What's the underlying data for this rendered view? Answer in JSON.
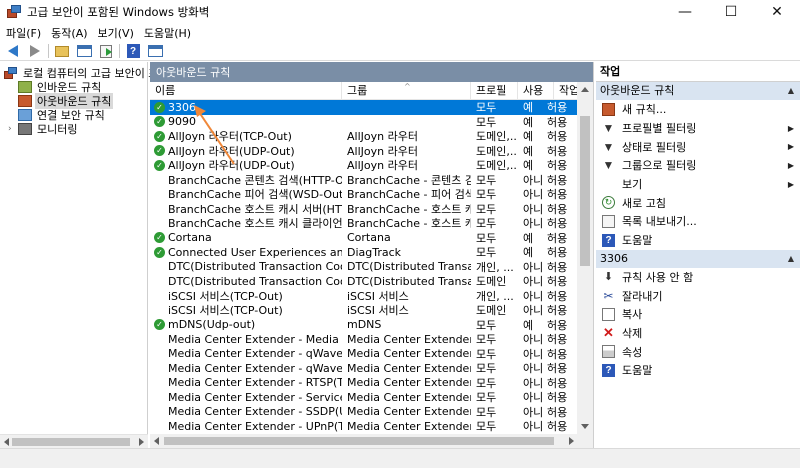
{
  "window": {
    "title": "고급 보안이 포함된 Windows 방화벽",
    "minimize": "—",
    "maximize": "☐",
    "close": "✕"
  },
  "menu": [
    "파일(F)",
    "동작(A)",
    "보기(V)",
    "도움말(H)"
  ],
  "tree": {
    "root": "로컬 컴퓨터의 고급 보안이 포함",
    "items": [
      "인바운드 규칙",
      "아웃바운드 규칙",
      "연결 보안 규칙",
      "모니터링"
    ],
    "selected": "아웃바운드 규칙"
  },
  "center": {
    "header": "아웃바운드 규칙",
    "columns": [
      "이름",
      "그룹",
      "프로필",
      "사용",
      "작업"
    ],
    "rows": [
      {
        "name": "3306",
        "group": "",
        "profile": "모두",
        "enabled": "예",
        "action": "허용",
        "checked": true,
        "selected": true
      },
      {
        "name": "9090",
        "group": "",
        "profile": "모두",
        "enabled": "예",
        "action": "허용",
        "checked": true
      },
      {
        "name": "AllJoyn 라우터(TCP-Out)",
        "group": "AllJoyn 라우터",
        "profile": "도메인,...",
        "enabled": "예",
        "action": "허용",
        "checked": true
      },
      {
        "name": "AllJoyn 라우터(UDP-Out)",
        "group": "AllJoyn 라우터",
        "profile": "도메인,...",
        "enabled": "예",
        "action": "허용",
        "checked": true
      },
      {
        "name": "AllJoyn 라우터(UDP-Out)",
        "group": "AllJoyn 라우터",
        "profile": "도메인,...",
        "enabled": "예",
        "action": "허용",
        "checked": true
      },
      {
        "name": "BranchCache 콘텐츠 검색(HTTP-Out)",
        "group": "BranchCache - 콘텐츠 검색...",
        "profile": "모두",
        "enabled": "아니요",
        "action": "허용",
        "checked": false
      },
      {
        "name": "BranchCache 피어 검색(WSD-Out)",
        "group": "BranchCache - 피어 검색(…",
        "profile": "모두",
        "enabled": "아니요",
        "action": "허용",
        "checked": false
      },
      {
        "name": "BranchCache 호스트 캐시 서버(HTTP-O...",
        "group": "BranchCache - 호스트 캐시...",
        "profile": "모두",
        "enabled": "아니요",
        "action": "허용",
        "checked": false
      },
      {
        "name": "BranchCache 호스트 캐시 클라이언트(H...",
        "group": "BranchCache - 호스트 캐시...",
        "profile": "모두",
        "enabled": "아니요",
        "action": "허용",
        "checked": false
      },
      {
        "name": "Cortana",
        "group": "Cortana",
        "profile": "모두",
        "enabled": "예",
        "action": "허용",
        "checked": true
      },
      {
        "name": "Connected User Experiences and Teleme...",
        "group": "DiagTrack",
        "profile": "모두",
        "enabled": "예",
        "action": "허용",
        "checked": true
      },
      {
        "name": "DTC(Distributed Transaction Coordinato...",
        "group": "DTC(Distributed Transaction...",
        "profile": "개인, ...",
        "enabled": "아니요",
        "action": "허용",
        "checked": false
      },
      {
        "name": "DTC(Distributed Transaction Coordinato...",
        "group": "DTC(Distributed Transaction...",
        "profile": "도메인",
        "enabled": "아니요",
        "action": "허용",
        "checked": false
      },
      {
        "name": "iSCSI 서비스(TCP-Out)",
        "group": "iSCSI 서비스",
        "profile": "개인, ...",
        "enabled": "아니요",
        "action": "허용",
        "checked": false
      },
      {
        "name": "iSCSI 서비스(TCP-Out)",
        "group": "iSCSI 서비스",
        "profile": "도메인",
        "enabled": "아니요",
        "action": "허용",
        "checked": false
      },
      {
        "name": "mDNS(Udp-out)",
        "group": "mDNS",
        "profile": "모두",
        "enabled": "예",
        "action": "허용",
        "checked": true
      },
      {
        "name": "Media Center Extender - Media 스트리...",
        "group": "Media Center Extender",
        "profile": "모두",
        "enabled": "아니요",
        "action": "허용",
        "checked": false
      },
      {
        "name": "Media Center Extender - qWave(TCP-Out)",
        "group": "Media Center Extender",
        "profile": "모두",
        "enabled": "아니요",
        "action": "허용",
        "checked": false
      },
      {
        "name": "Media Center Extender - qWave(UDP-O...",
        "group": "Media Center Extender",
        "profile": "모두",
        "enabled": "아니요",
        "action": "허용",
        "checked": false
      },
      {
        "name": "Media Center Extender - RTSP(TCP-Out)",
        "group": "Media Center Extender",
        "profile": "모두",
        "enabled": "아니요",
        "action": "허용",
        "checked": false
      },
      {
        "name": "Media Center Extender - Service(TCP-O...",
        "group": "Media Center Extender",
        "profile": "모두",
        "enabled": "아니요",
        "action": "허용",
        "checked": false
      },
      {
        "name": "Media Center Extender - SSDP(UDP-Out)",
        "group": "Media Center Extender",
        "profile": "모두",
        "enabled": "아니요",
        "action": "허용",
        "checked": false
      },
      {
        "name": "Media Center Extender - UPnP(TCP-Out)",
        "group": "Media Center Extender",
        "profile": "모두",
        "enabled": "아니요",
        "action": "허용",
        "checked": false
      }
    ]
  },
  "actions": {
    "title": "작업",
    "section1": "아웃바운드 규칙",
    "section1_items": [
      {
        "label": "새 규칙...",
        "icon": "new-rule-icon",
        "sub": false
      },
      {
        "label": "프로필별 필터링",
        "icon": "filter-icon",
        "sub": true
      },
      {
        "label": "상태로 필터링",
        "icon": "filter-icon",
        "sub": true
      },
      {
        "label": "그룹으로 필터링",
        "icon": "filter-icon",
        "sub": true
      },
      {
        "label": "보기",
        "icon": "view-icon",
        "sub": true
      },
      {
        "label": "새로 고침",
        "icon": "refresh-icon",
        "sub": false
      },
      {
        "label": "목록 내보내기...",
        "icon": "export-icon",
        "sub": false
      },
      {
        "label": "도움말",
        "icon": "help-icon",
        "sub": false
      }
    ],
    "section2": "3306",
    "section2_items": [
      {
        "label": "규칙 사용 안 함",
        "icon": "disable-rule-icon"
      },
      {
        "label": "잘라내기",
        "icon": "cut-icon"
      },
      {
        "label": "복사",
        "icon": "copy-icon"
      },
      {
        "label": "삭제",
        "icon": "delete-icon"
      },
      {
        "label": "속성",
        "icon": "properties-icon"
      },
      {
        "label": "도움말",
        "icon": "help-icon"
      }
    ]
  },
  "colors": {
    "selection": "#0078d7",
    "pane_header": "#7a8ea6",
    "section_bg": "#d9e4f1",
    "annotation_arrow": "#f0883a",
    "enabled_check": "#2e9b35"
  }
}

...

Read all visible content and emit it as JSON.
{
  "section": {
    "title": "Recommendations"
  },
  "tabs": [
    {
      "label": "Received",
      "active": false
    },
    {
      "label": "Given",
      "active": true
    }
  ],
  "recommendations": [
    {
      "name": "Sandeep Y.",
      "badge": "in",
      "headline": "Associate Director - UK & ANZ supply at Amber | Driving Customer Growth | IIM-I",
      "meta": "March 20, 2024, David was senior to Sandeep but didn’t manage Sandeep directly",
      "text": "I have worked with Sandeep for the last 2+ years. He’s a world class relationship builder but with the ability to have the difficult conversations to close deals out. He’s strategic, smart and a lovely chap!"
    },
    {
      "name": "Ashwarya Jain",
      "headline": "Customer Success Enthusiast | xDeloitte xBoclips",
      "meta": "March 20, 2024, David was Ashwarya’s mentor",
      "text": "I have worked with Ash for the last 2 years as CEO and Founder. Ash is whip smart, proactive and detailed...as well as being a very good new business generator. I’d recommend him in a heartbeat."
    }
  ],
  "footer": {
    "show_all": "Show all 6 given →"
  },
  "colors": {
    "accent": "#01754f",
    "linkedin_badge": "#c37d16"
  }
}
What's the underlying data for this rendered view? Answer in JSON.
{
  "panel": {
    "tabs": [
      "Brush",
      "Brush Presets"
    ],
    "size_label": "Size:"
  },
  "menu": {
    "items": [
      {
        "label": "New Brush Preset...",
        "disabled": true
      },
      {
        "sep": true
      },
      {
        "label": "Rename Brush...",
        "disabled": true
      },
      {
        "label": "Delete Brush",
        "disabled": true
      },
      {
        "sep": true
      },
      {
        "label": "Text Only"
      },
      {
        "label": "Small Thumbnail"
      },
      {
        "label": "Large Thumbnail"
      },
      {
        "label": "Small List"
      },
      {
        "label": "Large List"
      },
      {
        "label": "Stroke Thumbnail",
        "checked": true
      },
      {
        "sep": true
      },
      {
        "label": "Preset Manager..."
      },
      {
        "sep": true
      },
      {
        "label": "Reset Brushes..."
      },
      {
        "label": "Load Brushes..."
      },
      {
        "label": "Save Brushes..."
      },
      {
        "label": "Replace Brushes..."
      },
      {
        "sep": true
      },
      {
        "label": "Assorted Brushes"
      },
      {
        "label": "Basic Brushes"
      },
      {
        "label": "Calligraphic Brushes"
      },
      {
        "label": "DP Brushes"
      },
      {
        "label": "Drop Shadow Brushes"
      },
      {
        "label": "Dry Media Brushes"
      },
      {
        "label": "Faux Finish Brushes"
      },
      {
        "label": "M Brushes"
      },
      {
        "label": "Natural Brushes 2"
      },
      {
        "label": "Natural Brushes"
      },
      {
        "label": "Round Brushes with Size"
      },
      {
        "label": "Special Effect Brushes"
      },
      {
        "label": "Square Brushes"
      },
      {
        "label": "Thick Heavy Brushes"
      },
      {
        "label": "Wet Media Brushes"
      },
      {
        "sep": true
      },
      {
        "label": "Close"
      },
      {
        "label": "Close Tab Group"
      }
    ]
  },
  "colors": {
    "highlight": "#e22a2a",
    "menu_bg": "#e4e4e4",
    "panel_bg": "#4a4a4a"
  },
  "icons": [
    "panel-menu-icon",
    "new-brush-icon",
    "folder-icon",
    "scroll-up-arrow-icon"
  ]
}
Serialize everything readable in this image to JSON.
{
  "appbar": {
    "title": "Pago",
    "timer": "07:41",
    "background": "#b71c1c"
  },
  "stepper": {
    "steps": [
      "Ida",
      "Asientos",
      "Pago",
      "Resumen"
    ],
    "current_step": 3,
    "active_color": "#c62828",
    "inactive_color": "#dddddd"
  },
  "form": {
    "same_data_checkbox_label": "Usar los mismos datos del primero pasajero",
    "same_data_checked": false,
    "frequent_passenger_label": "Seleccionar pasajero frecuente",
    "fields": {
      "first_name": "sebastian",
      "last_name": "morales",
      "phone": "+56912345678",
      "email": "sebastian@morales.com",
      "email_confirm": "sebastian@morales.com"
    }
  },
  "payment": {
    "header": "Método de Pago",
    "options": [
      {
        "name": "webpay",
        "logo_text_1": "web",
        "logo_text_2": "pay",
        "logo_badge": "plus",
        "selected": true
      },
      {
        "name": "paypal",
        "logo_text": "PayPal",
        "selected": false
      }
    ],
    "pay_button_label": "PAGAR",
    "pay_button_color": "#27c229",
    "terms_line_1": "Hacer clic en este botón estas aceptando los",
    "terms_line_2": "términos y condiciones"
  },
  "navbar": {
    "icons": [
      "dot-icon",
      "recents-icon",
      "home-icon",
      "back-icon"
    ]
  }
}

* _REQUIREMENT_: Lines of the material that contain the word "Small" are to be gathered.

* _TASK ANSWER_:
        "label": "Small Thumbnail"
        "label": "Small List"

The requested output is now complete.